* Problem to work on:
Copy each line of the data below with the word "link".

★ ★ ★

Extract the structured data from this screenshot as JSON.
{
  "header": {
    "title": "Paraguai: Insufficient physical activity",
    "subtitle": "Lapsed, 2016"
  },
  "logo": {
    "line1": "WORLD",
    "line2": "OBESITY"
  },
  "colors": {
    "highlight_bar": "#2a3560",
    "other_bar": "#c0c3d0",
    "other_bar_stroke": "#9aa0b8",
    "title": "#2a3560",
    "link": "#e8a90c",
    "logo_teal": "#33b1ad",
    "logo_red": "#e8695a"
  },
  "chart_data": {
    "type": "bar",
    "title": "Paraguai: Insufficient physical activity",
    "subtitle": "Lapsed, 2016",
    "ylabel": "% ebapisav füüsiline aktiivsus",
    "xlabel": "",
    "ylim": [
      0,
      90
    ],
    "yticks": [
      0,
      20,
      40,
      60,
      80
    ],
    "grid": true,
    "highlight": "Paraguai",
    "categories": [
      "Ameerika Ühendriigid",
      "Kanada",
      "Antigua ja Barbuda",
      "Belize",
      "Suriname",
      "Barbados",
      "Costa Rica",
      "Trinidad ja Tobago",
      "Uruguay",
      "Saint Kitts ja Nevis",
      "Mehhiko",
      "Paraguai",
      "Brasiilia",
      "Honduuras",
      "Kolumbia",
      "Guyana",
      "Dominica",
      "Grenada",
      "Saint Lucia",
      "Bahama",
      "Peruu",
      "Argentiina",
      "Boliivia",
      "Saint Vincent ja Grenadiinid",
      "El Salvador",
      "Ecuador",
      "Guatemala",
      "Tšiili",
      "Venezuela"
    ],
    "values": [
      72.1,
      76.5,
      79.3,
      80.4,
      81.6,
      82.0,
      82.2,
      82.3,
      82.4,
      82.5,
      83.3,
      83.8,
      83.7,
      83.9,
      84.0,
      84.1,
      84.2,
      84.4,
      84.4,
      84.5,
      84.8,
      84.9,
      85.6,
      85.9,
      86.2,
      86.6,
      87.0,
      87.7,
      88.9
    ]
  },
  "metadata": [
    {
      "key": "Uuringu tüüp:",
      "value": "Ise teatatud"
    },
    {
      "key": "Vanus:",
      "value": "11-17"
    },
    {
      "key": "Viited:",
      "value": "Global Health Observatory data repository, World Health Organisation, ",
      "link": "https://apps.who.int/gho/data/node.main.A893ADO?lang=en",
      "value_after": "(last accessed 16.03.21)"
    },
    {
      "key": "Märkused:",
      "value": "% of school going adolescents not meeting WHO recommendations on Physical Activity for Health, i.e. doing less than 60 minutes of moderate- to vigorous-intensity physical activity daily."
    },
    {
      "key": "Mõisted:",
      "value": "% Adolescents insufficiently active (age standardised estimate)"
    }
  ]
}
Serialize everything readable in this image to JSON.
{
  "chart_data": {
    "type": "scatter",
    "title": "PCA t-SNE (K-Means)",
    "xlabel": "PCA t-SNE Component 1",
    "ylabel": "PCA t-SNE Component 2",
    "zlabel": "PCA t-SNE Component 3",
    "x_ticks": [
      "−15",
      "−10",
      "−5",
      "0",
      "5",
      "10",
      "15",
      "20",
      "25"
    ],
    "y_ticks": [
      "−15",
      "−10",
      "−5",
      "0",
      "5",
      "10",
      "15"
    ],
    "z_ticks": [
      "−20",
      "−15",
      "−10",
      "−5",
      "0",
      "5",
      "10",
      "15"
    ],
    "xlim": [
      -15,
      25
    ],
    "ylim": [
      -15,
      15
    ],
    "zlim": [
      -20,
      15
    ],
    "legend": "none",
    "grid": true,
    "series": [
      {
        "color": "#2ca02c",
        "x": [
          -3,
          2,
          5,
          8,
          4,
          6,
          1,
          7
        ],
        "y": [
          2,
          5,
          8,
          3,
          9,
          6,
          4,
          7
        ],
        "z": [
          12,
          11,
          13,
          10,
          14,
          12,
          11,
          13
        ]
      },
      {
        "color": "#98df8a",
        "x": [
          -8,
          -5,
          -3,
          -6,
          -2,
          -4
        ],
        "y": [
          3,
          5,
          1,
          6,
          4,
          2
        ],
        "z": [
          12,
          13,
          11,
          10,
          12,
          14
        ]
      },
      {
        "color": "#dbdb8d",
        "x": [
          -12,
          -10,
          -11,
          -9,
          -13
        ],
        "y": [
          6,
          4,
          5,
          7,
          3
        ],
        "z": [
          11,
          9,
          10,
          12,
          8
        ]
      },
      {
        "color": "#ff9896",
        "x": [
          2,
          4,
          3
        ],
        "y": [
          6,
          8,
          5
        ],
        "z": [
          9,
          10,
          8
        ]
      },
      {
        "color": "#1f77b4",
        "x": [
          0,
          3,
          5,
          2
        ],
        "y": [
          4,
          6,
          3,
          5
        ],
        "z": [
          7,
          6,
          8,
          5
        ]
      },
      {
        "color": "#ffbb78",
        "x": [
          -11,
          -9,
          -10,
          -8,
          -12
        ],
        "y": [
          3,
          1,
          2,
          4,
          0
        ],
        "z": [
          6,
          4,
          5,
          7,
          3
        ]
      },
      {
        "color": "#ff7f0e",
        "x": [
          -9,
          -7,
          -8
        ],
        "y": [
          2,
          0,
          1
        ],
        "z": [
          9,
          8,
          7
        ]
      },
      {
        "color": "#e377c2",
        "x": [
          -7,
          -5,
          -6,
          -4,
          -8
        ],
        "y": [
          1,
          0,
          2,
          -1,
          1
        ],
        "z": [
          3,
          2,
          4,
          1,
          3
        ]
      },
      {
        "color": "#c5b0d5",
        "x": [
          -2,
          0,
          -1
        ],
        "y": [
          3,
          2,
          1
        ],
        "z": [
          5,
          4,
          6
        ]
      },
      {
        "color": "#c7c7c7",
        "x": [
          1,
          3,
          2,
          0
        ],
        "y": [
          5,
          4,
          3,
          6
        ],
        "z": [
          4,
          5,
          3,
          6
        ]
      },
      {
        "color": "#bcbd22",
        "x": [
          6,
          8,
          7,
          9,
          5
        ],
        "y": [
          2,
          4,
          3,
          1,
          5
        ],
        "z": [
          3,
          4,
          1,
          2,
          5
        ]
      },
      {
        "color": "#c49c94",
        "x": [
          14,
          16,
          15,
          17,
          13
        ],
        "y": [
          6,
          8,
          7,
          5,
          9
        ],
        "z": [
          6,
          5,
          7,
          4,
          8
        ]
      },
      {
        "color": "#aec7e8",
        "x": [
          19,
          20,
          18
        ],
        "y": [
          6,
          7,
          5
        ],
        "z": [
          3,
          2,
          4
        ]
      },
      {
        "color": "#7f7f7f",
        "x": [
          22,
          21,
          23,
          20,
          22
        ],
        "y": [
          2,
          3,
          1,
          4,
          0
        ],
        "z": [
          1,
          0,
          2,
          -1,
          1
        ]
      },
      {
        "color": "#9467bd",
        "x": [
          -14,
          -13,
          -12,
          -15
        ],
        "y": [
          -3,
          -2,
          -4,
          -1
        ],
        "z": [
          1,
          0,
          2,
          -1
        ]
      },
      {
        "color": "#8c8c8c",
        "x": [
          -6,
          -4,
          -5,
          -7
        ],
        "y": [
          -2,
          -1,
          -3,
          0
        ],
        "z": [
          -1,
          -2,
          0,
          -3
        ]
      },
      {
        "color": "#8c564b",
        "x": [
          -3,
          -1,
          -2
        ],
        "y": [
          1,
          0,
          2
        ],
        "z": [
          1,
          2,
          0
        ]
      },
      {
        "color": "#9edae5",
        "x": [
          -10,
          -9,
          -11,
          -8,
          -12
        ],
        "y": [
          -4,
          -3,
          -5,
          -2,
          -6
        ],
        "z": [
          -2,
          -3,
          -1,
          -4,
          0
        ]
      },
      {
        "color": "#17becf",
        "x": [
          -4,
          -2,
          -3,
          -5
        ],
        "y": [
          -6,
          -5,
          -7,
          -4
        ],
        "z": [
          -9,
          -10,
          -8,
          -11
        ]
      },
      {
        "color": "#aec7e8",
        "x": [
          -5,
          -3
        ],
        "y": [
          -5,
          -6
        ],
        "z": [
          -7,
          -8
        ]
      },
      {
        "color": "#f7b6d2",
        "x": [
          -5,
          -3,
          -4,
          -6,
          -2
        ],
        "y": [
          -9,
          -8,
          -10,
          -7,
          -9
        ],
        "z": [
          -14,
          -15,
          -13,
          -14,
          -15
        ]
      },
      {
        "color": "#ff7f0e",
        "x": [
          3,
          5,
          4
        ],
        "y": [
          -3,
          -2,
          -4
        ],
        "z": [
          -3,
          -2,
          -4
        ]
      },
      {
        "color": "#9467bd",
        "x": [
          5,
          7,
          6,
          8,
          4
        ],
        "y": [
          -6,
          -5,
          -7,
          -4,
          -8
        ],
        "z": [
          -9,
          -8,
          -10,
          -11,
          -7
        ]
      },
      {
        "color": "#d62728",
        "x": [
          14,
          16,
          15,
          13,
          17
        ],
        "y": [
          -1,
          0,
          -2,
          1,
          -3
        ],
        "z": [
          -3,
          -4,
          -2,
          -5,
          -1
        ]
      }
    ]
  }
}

★ ★ ★

* Finished exercise:
    "link": "#e8a90c",
      "link": "https://apps.who.int/gho/data/node.main.A893ADO?lang=en",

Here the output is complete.